>> Start
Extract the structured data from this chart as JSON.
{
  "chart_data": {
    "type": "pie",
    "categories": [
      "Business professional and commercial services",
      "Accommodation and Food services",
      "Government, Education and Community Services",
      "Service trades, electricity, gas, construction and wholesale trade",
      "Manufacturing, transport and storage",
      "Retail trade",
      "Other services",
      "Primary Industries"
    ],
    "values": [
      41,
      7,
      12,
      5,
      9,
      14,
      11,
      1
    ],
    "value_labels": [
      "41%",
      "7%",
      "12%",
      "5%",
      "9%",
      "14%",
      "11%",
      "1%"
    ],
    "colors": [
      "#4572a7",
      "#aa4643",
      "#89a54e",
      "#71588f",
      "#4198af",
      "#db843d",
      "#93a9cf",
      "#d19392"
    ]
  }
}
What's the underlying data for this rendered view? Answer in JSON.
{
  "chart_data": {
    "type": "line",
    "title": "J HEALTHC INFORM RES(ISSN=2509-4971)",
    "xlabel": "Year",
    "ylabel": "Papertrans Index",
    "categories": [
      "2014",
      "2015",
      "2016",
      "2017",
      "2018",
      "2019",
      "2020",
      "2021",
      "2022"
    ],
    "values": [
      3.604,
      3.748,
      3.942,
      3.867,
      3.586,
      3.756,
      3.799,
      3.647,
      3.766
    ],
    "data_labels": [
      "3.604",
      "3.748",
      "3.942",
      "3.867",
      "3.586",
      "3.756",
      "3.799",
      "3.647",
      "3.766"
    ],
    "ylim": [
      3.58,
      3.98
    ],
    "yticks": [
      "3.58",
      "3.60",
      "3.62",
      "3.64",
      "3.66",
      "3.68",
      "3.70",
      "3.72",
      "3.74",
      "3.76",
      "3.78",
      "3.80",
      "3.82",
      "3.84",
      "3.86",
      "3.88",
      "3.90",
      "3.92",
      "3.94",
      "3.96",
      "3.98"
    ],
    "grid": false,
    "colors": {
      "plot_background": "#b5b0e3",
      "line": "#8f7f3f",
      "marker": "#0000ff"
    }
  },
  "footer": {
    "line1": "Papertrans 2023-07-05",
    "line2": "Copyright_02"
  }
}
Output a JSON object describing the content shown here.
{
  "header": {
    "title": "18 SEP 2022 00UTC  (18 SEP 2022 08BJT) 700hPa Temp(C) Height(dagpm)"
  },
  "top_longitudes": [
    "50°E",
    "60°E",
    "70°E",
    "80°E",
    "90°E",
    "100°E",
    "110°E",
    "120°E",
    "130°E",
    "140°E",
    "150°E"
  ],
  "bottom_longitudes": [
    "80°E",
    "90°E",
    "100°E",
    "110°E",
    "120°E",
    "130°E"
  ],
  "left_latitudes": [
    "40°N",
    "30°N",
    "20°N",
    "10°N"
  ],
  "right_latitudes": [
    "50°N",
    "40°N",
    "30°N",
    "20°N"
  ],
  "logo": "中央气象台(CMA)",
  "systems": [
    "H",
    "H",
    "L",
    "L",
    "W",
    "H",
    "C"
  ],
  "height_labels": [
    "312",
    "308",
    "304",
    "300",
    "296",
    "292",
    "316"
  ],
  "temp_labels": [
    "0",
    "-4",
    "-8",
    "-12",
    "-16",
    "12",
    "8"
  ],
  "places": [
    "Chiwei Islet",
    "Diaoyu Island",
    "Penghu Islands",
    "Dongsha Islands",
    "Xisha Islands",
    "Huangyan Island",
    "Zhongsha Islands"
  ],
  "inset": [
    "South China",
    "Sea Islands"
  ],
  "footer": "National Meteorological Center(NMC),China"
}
>> End
WHAT IS NEEDED
Scan the data for the word "this" and copy every line where it shows up.

RESPONSE BELOW
Extract the structured data from this chart as JSON.
What's the underlying data for this rendered view? Answer in JSON.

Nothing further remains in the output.